Repeat the listing in full, word for word.

[Entries with figure data]
============
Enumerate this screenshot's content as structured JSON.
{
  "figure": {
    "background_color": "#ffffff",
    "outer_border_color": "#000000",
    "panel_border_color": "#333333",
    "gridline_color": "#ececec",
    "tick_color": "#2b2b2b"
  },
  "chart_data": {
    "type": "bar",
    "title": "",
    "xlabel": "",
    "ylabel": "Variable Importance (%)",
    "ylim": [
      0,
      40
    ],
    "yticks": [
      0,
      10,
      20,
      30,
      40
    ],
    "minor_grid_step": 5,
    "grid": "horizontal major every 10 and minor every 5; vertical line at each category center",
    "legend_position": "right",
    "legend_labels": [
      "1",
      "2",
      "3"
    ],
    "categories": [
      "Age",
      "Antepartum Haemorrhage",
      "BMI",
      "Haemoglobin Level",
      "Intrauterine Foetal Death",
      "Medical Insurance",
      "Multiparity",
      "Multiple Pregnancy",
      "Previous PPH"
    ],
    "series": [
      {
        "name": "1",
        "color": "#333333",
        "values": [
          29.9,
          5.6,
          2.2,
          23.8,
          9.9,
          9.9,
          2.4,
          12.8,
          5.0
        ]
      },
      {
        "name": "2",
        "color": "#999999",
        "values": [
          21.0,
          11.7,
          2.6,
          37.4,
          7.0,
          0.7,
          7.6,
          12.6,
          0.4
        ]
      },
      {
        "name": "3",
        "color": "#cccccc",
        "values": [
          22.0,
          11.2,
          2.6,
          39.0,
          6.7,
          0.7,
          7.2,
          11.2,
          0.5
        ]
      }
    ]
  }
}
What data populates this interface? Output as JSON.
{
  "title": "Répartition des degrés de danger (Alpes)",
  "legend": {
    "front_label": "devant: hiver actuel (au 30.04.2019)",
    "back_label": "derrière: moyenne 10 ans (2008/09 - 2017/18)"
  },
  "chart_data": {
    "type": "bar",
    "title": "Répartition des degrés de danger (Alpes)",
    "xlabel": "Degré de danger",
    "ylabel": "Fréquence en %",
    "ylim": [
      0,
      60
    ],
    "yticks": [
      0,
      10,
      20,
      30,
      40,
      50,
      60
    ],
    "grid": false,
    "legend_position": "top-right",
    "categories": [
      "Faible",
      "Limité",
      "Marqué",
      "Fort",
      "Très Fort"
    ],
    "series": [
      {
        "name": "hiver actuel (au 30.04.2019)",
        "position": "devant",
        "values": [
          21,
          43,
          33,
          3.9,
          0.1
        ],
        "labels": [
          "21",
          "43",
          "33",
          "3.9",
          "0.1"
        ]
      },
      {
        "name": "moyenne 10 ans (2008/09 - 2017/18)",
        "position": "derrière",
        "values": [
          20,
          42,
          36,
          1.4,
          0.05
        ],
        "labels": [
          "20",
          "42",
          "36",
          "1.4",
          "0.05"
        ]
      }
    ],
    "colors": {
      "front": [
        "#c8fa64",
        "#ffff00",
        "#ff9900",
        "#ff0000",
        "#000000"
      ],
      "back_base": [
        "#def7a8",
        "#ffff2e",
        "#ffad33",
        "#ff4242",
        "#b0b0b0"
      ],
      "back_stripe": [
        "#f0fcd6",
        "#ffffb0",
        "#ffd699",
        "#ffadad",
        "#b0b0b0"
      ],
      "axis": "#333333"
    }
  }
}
============
▸ Output for this exercise
Enumerate this screenshot's content as structured JSON.
{
  "figure": {
    "background_color": "#ffffff",
    "outer_border_color": "#000000",
    "panel_border_color": "#333333",
    "gridline_color": "#ececec",
    "tick_color": "#2b2b2b"
  },
  "chart_data": {
    "type": "bar",
    "title": "",
    "xlabel": "",
    "ylabel": "Variable Importance (%)",
    "ylim": [
      0,
      40
    ],
    "yticks": [
      0,
      10,
      20,
      30,
      40
    ],
    "minor_grid_step": 5,
    "grid": "horizontal major every 10 and minor every 5; vertical line at each category center",
    "legend_position": "right",
    "legend_labels": [
      "1",
      "2",
      "3"
    ],
    "categories": [
      "Age",
      "Antepartum Haemorrhage",
      "BMI",
      "Haemoglobin Level",
      "Intrauterine Foetal Death",
      "Medical Insurance",
      "Multiparity",
      "Multiple Pregnancy",
      "Previous PPH"
    ],
    "series": [
      {
        "name": "1",
        "color": "#333333",
        "values": [
          29.9,
          5.6,
          2.2,
          23.8,
          9.9,
          9.9,
          2.4,
          12.8,
          5.0
        ]
      },
      {
        "name": "2",
        "color": "#999999",
        "values": [
          21.0,
          11.7,
          2.6,
          37.4,
          7.0,
          0.7,
          7.6,
          12.6,
          0.4
        ]
      },
      {
        "name": "3",
        "color": "#cccccc",
        "values": [
          22.0,
          11.2,
          2.6,
          39.0,
          6.7,
          0.7,
          7.2,
          11.2,
          0.5
        ]
      }
    ]
  }
}
What data populates this interface? Output as JSON.
{
  "title": "Répartition des degrés de danger (Alpes)",
  "legend": {
    "front_label": "devant: hiver actuel (au 30.04.2019)",
    "back_label": "derrière: moyenne 10 ans (2008/09 - 2017/18)"
  },
  "chart_data": {
    "type": "bar",
    "title": "Répartition des degrés de danger (Alpes)",
    "xlabel": "Degré de danger",
    "ylabel": "Fréquence en %",
    "ylim": [
      0,
      60
    ],
    "yticks": [
      0,
      10,
      20,
      30,
      40,
      50,
      60
    ],
    "grid": false,
    "legend_position": "top-right",
    "categories": [
      "Faible",
      "Limité",
      "Marqué",
      "Fort",
      "Très Fort"
    ],
    "series": [
      {
        "name": "hiver actuel (au 30.04.2019)",
        "position": "devant",
        "values": [
          21,
          43,
          33,
          3.9,
          0.1
        ],
        "labels": [
          "21",
          "43",
          "33",
          "3.9",
          "0.1"
        ]
      },
      {
        "name": "moyenne 10 ans (2008/09 - 2017/18)",
        "position": "derrière",
        "values": [
          20,
          42,
          36,
          1.4,
          0.05
        ],
        "labels": [
          "20",
          "42",
          "36",
          "1.4",
          "0.05"
        ]
      }
    ],
    "colors": {
      "front": [
        "#c8fa64",
        "#ffff00",
        "#ff9900",
        "#ff0000",
        "#000000"
      ],
      "back_base": [
        "#def7a8",
        "#ffff2e",
        "#ffad33",
        "#ff4242",
        "#b0b0b0"
      ],
      "back_stripe": [
        "#f0fcd6",
        "#ffffb0",
        "#ffd699",
        "#ffadad",
        "#b0b0b0"
      ],
      "axis": "#333333"
    }
  }
}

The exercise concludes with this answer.